> _To do_
Gather every line holding the string "color".

Collected data entries:
[Begin]
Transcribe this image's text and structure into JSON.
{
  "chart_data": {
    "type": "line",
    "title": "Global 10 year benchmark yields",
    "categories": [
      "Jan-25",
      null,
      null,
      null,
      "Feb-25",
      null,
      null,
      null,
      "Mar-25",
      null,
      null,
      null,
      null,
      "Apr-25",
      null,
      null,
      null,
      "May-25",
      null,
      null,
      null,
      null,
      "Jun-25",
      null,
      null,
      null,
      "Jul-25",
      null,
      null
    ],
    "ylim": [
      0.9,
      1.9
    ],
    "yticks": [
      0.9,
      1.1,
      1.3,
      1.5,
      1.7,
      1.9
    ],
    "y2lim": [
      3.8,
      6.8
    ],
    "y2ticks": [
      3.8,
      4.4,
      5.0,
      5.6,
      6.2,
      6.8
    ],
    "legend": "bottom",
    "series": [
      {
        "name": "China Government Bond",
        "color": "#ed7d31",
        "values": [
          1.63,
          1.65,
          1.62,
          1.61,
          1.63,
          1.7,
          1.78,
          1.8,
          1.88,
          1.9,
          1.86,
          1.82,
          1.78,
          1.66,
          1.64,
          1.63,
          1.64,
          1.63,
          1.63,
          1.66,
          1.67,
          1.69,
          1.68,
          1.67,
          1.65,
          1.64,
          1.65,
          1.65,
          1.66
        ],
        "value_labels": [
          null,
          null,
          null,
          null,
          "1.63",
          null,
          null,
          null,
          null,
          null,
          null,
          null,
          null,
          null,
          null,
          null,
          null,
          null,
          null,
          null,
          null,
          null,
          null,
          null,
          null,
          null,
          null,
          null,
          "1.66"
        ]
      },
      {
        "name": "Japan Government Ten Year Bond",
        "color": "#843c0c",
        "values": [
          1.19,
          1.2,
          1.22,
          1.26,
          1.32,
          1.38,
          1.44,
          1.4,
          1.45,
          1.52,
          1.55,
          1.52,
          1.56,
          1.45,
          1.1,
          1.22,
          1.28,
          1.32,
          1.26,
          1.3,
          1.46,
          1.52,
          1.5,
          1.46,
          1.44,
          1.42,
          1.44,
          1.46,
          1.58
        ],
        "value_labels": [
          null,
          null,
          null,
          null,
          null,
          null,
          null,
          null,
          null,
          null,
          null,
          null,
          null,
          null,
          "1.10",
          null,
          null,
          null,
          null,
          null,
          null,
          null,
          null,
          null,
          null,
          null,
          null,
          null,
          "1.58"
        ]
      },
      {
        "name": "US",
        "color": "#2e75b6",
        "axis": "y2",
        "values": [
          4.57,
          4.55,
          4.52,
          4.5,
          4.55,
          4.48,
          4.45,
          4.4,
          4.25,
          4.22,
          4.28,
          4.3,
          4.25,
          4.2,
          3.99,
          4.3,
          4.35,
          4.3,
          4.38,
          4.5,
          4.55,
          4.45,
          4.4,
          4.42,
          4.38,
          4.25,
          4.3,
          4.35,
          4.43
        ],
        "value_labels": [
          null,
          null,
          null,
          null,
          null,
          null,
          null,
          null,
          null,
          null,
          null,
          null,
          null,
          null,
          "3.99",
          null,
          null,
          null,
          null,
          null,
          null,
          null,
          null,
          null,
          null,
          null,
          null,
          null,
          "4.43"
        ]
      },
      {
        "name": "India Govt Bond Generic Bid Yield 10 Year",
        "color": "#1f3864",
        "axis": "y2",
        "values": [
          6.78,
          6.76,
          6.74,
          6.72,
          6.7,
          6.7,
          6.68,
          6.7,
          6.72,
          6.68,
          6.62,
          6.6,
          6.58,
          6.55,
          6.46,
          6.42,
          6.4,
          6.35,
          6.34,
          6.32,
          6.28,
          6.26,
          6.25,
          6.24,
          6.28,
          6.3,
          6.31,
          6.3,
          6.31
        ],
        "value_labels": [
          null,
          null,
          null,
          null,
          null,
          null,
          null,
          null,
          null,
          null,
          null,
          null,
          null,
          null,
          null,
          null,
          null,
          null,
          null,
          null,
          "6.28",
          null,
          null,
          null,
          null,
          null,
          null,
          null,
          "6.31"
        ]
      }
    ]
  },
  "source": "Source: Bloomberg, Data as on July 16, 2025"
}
[End]
> _Answer to this task_
        "color": "#ed7d31",
        "color": "#843c0c",
        "color": "#2e75b6",
        "color": "#1f3864",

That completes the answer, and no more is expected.